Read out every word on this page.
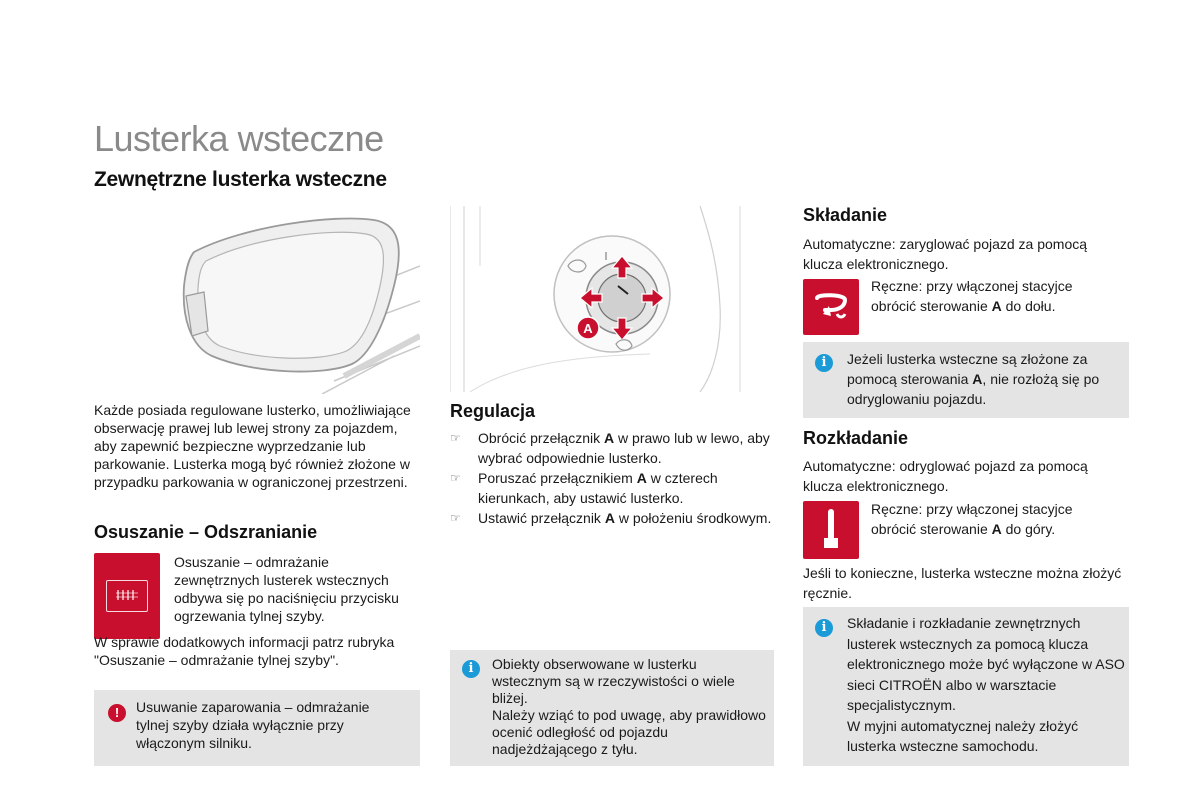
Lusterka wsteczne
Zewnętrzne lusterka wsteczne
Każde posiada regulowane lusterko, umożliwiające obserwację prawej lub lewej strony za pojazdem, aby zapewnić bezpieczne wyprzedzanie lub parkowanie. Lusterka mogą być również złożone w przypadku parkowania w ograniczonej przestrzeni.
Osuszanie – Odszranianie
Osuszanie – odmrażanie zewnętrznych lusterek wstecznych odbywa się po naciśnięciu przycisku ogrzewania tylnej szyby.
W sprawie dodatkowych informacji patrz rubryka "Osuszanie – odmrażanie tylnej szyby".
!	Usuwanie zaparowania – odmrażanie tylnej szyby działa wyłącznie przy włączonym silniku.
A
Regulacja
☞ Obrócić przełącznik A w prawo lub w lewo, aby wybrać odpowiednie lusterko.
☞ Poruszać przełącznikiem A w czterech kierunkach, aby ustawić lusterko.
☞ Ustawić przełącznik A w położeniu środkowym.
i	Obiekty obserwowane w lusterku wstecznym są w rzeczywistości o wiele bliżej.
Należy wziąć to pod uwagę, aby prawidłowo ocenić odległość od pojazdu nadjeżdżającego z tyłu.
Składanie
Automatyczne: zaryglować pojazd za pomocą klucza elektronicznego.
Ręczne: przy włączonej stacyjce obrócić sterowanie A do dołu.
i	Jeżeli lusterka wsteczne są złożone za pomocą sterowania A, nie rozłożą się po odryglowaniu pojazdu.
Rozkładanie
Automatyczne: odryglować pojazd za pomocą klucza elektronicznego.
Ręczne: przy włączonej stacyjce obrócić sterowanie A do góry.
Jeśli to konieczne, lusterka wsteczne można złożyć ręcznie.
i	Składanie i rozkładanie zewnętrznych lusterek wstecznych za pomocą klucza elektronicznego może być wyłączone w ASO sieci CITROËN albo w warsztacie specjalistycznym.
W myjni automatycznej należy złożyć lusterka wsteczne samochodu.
·····
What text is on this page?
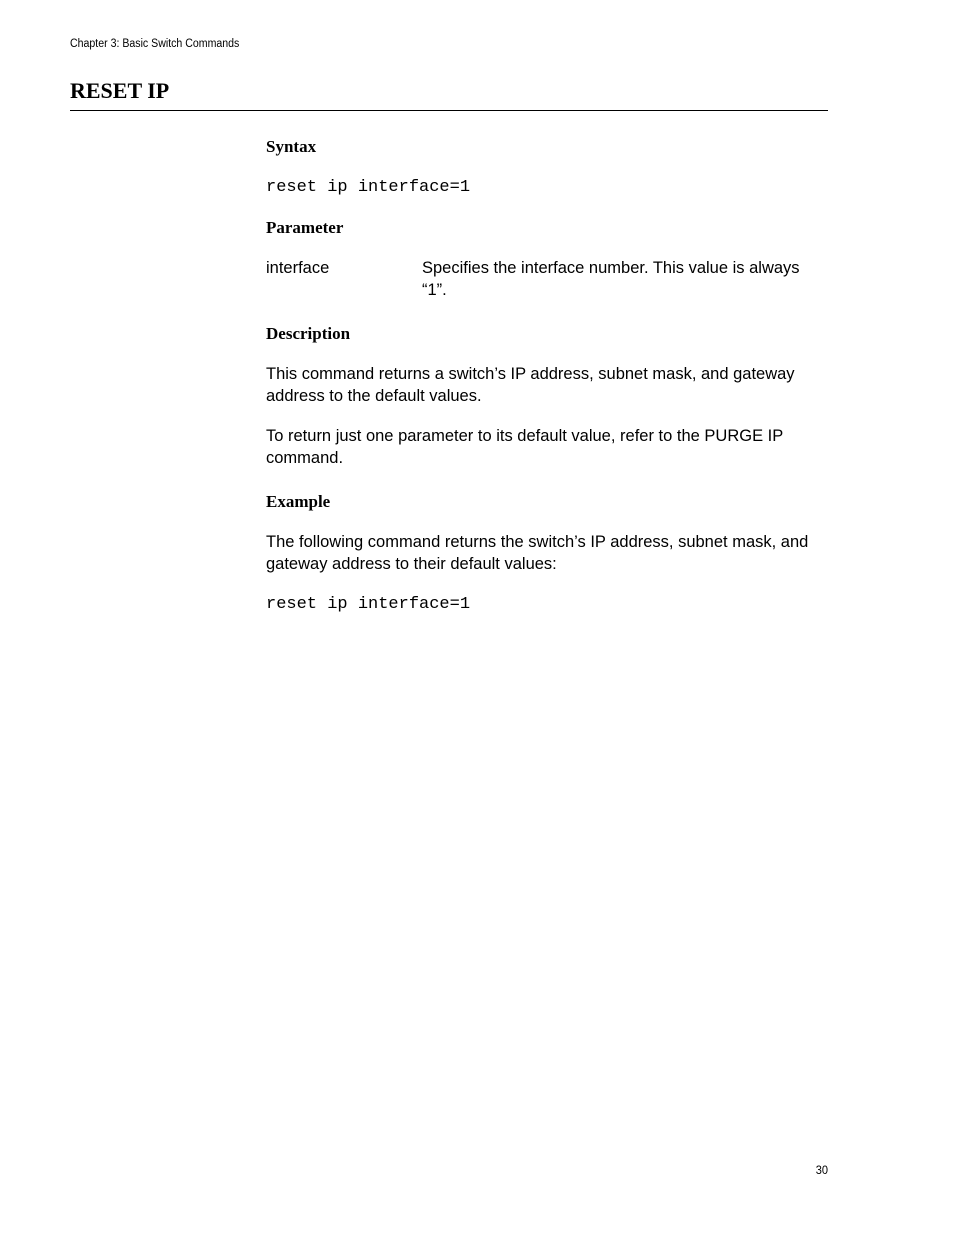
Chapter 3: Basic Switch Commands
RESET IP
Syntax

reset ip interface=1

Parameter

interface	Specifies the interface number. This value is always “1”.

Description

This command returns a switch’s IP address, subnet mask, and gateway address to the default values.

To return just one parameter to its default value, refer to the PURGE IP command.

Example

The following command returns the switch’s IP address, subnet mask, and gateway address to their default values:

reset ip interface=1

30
·····
Work required:
In the entries above, count every line containing the word "włączonej". Write only the total.

Solution for this task:
2